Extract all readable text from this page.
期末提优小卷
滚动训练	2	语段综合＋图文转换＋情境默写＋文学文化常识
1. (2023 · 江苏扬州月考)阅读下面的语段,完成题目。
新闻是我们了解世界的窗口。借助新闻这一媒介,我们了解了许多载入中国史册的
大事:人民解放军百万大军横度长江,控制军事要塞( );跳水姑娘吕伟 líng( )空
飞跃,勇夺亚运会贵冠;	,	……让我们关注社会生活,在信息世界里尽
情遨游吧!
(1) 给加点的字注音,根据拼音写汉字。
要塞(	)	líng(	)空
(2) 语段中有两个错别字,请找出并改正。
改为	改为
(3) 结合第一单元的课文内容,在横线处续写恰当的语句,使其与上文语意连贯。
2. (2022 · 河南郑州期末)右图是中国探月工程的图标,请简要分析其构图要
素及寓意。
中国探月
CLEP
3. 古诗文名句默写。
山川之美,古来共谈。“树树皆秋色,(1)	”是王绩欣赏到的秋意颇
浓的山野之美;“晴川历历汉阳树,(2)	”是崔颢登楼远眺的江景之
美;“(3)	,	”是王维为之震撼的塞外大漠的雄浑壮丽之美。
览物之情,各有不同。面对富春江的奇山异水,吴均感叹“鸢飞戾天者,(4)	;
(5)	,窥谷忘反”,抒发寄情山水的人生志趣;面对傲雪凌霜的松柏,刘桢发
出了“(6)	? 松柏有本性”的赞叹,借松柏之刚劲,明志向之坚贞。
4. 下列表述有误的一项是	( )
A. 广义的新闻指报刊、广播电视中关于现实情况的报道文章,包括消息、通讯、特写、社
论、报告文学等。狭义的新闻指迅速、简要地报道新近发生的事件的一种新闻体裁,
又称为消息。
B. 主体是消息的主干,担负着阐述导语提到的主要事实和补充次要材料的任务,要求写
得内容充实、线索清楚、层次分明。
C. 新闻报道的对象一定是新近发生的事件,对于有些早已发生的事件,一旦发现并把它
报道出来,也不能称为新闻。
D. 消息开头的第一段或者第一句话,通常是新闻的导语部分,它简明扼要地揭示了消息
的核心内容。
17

---+---

> Task description: Copy all the entries verbatim.

> Answer to the task:
Extract all readable text from this page.
期末提优小卷
滚动训练	2	语段综合＋图文转换＋情境默写＋文学文化常识
1. (2023 · 江苏扬州月考)阅读下面的语段,完成题目。
新闻是我们了解世界的窗口。借助新闻这一媒介,我们了解了许多载入中国史册的
大事:人民解放军百万大军横度长江,控制军事要塞( );跳水姑娘吕伟 líng( )空
飞跃,勇夺亚运会贵冠;	,	……让我们关注社会生活,在信息世界里尽
情遨游吧!
(1) 给加点的字注音,根据拼音写汉字。
要塞(	)	líng(	)空
(2) 语段中有两个错别字,请找出并改正。
改为	改为
(3) 结合第一单元的课文内容,在横线处续写恰当的语句,使其与上文语意连贯。
2. (2022 · 河南郑州期末)右图是中国探月工程的图标,请简要分析其构图要
素及寓意。
中国探月
CLEP
3. 古诗文名句默写。
山川之美,古来共谈。“树树皆秋色,(1)	”是王绩欣赏到的秋意颇
浓的山野之美;“晴川历历汉阳树,(2)	”是崔颢登楼远眺的江景之
美;“(3)	,	”是王维为之震撼的塞外大漠的雄浑壮丽之美。
览物之情,各有不同。面对富春江的奇山异水,吴均感叹“鸢飞戾天者,(4)	;
(5)	,窥谷忘反”,抒发寄情山水的人生志趣;面对傲雪凌霜的松柏,刘桢发
出了“(6)	? 松柏有本性”的赞叹,借松柏之刚劲,明志向之坚贞。
4. 下列表述有误的一项是	( )
A. 广义的新闻指报刊、广播电视中关于现实情况的报道文章,包括消息、通讯、特写、社
论、报告文学等。狭义的新闻指迅速、简要地报道新近发生的事件的一种新闻体裁,
又称为消息。
B. 主体是消息的主干,担负着阐述导语提到的主要事实和补充次要材料的任务,要求写
得内容充实、线索清楚、层次分明。
C. 新闻报道的对象一定是新近发生的事件,对于有些早已发生的事件,一旦发现并把它
报道出来,也不能称为新闻。
D. 消息开头的第一段或者第一句话,通常是新闻的导语部分,它简明扼要地揭示了消息
的核心内容。
17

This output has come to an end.